>> START Records supplied
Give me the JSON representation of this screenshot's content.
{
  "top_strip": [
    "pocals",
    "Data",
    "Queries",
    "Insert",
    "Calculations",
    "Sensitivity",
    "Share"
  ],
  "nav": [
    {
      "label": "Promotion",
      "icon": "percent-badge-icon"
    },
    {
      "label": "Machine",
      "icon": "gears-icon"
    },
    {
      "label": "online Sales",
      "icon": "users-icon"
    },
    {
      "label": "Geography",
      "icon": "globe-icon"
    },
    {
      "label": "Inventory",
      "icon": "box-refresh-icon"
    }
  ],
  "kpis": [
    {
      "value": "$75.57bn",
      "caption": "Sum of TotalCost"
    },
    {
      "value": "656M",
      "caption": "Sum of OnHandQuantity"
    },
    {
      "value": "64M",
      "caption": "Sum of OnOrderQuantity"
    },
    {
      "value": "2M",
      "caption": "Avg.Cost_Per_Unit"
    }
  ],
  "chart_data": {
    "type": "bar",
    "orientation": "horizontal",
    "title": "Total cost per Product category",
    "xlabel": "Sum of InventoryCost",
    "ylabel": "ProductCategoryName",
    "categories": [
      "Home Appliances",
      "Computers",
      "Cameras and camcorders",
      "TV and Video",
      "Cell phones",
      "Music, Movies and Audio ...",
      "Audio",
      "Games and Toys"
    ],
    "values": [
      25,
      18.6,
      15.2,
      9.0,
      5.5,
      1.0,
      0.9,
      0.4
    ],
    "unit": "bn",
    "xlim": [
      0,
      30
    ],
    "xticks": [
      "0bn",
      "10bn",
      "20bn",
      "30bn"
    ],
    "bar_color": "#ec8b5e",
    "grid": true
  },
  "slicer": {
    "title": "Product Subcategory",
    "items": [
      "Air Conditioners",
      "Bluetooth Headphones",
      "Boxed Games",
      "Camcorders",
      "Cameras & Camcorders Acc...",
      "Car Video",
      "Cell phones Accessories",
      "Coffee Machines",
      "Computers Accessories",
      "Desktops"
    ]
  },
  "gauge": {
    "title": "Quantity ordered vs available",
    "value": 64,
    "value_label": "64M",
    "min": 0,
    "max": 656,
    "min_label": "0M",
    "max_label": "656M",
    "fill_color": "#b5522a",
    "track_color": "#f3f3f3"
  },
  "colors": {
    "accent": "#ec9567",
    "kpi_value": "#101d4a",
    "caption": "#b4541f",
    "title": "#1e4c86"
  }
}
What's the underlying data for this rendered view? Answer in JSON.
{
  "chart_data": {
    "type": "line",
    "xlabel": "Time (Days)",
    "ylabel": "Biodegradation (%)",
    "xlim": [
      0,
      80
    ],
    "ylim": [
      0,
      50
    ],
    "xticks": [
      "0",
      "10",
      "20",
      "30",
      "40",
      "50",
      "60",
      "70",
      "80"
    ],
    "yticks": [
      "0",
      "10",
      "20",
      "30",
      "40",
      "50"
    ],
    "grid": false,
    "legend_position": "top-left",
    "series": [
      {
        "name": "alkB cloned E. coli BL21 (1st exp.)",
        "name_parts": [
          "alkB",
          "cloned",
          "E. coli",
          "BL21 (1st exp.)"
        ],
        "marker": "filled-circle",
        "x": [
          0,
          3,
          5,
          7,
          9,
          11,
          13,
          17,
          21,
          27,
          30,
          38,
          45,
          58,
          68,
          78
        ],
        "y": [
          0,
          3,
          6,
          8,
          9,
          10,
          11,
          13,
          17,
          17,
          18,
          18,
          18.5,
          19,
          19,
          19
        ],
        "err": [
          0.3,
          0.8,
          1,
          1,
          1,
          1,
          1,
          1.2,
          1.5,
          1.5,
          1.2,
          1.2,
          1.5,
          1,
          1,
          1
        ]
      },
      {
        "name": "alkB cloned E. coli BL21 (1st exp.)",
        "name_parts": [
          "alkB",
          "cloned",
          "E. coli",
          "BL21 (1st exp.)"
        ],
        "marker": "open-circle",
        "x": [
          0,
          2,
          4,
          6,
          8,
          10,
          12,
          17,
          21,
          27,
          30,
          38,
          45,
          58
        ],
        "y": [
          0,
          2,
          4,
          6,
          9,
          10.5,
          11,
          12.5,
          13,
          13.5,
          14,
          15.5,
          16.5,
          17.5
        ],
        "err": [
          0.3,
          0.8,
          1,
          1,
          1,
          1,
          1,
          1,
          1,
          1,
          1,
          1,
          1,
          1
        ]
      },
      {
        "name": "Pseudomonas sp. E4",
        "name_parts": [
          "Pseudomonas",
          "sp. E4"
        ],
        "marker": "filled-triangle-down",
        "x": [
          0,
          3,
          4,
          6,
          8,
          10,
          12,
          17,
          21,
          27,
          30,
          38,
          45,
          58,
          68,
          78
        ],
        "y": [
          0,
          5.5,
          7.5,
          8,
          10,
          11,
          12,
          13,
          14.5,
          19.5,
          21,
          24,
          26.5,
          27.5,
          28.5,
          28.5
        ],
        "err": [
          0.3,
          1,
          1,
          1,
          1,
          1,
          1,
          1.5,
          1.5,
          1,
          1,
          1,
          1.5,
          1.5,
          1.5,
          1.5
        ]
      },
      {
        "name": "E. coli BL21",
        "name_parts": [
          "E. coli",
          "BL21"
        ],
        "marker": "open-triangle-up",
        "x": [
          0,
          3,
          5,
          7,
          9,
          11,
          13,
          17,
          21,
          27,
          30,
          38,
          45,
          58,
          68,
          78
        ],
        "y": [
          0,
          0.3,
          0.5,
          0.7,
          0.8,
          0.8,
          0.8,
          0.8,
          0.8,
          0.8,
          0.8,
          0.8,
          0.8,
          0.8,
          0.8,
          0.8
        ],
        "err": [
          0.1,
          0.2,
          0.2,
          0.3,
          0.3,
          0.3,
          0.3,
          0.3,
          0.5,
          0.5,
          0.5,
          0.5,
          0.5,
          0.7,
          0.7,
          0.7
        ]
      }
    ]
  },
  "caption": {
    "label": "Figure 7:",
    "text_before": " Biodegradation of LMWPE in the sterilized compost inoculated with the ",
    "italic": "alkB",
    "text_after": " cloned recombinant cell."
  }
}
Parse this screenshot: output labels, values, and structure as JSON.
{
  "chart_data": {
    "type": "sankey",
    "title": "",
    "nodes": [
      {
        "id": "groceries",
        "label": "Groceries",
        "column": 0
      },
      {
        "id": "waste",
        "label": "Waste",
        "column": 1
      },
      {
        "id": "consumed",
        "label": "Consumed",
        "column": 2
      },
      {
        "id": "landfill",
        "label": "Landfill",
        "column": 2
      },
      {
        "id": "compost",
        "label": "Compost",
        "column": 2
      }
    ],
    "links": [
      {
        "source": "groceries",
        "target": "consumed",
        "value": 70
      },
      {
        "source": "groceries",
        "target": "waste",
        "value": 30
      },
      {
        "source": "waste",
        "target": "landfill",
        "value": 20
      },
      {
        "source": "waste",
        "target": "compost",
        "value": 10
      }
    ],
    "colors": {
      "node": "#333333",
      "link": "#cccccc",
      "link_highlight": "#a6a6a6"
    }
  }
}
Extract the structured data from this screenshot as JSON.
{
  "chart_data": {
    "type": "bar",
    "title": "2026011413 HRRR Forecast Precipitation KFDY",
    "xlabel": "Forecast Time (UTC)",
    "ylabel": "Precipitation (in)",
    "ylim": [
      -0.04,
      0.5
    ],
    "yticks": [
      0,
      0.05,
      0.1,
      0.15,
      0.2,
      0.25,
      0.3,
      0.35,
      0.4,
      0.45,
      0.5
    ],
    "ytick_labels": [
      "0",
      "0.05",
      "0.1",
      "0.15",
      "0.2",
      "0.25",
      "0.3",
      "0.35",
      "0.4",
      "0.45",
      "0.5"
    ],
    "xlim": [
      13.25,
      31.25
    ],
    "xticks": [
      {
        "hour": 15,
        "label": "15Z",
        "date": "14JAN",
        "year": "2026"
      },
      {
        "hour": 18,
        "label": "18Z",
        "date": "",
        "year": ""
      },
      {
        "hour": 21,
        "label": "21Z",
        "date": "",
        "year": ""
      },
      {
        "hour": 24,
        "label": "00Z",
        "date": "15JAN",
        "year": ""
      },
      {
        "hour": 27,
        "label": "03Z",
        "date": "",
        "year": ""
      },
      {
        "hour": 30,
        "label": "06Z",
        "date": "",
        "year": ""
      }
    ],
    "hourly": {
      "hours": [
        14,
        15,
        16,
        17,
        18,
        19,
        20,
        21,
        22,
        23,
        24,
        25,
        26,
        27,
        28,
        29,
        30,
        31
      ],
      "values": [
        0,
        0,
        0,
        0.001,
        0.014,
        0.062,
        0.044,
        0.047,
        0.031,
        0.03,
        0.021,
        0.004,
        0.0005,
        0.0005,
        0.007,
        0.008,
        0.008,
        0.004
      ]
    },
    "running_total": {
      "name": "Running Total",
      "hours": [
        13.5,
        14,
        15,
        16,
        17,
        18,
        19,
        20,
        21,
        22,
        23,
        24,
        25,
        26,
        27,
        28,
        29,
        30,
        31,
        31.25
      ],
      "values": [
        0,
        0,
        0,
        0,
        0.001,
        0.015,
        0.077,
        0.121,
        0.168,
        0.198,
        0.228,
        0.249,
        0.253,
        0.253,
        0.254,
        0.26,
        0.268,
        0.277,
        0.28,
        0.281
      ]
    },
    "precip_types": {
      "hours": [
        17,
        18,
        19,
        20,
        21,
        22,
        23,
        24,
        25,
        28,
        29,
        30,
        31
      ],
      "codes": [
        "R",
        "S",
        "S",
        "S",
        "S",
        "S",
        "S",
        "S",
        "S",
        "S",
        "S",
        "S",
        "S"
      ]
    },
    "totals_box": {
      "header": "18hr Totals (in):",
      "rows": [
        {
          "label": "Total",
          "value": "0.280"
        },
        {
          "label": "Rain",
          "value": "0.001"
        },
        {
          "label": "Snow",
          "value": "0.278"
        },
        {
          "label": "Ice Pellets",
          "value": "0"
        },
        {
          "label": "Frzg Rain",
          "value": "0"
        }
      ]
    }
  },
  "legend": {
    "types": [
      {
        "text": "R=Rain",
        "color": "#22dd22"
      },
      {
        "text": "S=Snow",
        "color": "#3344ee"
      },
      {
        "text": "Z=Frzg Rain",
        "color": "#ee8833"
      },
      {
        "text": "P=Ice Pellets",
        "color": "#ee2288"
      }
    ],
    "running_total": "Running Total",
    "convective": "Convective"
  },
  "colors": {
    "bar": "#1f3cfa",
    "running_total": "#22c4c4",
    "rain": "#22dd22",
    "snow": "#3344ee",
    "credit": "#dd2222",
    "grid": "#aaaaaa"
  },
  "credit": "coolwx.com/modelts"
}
>> END Records supplied
▸ **Exercise goal**
Find and copy every line in the entries above where the string "ylabel" occurs.

▸ **Finished task**
    "ylabel": "ProductCategoryName",
    "ylabel": "Biodegradation (%)",
    "ylabel": "Precipitation (in)",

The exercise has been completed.